Selected passage:

Segment Open















  • Here’s a quick and dirty vanilla js script that highlights all posts in a thread according to how recent they are, the brighter the newer, and alse separately highlights new posts, to make long running threads easier to follow. I’m posting it in the stubsack because it’s the thread I had in mind when writing it.

    Pasting it in the browser’s console and pressing enter should be enough for the page you have open, not that I’ve cross tested it any… Worst case scenario it does nothing or it colors the posts wrong and you just reload the page, I swear it won’t steal your crypto, or mine any new.

    In Firefox you can find the console by pressing F12 and selecting the console tab.

    edit: Also if you prepend javascript: to the code and store it as a bookmark you can just invoke it by calling the bookmark, like a macro, see https://awful.systems/comment/4173451

    Note: longer threads don’t load all comments at once, so you’ll have to rerun the script if you scroll down far enough.

    edit: fixed for Edge, because why wouldn’t it show dates differently there.

Segment Closed

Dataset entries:
Segment Open

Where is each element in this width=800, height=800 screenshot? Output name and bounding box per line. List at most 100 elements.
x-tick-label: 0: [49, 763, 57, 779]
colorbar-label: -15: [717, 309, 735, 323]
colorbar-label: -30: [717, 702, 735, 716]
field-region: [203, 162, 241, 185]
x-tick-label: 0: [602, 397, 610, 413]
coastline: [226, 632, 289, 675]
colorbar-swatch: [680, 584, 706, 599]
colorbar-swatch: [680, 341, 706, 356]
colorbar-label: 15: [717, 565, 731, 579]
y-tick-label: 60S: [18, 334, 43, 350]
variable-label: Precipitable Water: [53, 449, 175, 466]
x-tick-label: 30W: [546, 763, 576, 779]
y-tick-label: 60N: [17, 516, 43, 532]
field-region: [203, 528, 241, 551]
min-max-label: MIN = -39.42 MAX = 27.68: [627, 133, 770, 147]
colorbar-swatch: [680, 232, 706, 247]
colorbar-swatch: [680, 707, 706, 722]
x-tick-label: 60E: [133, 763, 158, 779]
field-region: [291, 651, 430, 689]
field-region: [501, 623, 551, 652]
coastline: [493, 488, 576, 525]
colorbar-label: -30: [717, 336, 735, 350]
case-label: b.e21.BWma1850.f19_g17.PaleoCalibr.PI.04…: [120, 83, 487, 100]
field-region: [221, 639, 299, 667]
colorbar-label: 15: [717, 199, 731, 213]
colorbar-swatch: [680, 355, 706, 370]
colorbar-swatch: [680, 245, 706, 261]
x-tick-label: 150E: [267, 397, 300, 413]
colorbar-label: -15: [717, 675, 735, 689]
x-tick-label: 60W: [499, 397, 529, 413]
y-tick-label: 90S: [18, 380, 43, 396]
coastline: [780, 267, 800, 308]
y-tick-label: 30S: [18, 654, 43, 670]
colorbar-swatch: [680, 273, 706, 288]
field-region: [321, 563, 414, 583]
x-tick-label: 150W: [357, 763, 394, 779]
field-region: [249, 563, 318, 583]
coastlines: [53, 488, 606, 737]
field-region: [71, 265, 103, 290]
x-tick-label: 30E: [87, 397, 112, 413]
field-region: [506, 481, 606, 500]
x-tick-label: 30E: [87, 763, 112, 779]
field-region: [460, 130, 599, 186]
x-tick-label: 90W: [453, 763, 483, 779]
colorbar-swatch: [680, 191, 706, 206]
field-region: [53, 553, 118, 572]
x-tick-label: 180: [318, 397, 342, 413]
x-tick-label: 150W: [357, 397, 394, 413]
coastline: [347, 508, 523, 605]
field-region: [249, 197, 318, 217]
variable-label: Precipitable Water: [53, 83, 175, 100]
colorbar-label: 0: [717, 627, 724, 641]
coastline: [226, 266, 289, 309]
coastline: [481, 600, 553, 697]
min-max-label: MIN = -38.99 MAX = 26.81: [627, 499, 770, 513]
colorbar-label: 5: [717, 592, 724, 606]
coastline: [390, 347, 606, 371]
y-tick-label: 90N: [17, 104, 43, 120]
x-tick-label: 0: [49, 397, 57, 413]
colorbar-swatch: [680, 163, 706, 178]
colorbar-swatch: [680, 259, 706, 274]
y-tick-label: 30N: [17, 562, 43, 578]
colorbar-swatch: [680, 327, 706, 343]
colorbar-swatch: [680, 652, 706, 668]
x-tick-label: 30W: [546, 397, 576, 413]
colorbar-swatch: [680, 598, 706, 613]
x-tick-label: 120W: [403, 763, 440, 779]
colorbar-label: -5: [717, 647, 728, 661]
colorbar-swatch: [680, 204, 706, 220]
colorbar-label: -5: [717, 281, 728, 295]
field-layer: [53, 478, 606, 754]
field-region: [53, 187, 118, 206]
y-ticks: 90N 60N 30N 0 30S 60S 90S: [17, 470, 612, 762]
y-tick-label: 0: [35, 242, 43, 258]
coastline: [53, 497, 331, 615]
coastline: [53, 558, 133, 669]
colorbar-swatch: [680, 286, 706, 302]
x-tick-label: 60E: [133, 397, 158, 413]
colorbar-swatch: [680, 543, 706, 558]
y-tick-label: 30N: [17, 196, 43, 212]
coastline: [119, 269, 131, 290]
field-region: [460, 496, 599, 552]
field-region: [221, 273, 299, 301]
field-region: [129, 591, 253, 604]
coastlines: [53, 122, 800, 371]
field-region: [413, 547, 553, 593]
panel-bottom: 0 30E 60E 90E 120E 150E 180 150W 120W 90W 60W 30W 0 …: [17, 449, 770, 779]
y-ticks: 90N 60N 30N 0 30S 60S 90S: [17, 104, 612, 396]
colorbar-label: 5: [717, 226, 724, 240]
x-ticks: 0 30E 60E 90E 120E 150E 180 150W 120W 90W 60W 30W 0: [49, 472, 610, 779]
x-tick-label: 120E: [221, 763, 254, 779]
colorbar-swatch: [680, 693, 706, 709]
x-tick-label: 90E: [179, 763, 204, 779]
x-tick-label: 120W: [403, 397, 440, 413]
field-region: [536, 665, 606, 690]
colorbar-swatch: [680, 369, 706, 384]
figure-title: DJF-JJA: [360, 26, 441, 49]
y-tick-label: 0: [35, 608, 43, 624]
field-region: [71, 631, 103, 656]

Segment Closed

What is needed: Copy out the full forum post about the thread-highlighting script word for word.

Response:














  • Here’s a quick and dirty vanilla js script that highlights all posts in a thread according to how recent they are, the brighter the newer, and alse separately highlights new posts, to make long running threads easier to follow. I’m posting it in the stubsack because it’s the thread I had in mind when writing it.

    Pasting it in the browser’s console and pressing enter should be enough for the page you have open, not that I’ve cross tested it any… Worst case scenario it does nothing or it colors the posts wrong and you just reload the page, I swear it won’t steal your crypto, or mine any new.

    In Firefox you can find the console by pressing F12 and selecting the console tab.

    edit: Also if you prepend javascript: to the code and store it as a bookmark you can just invoke it by calling the bookmark, like a macro, see https://awful.systems/comment/4173451

    Note: longer threads don’t load all comments at once, so you’ll have to rerun the script if you scroll down far enough.

    edit: fixed for Edge, because why wouldn’t it show dates differently there.